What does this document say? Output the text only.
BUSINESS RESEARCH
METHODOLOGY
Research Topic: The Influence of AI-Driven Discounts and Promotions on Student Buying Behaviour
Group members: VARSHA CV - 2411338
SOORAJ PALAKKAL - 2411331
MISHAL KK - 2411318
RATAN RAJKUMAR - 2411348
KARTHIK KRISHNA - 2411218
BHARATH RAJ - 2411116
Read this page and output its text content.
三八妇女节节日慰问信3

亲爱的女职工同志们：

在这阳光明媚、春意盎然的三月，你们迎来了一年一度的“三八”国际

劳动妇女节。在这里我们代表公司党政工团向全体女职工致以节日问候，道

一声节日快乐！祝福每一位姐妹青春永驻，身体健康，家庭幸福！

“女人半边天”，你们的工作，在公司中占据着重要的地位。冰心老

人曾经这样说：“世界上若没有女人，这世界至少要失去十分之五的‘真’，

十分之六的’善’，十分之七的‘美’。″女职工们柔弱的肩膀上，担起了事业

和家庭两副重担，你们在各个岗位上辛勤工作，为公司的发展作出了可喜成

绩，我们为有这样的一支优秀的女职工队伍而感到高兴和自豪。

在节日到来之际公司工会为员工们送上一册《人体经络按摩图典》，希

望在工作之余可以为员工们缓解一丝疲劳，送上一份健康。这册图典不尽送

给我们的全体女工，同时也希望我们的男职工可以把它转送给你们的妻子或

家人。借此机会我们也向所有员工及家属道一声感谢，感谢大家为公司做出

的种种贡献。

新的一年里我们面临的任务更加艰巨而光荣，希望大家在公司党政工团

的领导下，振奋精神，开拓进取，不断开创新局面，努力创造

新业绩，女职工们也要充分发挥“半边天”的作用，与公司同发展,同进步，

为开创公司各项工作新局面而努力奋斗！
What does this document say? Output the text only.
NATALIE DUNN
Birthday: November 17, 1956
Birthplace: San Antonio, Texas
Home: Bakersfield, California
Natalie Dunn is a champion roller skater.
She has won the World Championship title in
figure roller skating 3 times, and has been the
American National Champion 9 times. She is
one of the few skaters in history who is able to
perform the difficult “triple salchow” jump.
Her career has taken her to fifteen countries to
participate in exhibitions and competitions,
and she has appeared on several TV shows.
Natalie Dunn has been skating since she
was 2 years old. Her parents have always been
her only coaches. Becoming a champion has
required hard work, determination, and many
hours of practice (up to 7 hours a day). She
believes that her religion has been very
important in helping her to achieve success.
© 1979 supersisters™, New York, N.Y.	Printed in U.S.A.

WORK INSTRUCTIONS →
In the listing, how many lines hold "times"? Answer with a bare number.

THE SOLUTION →
2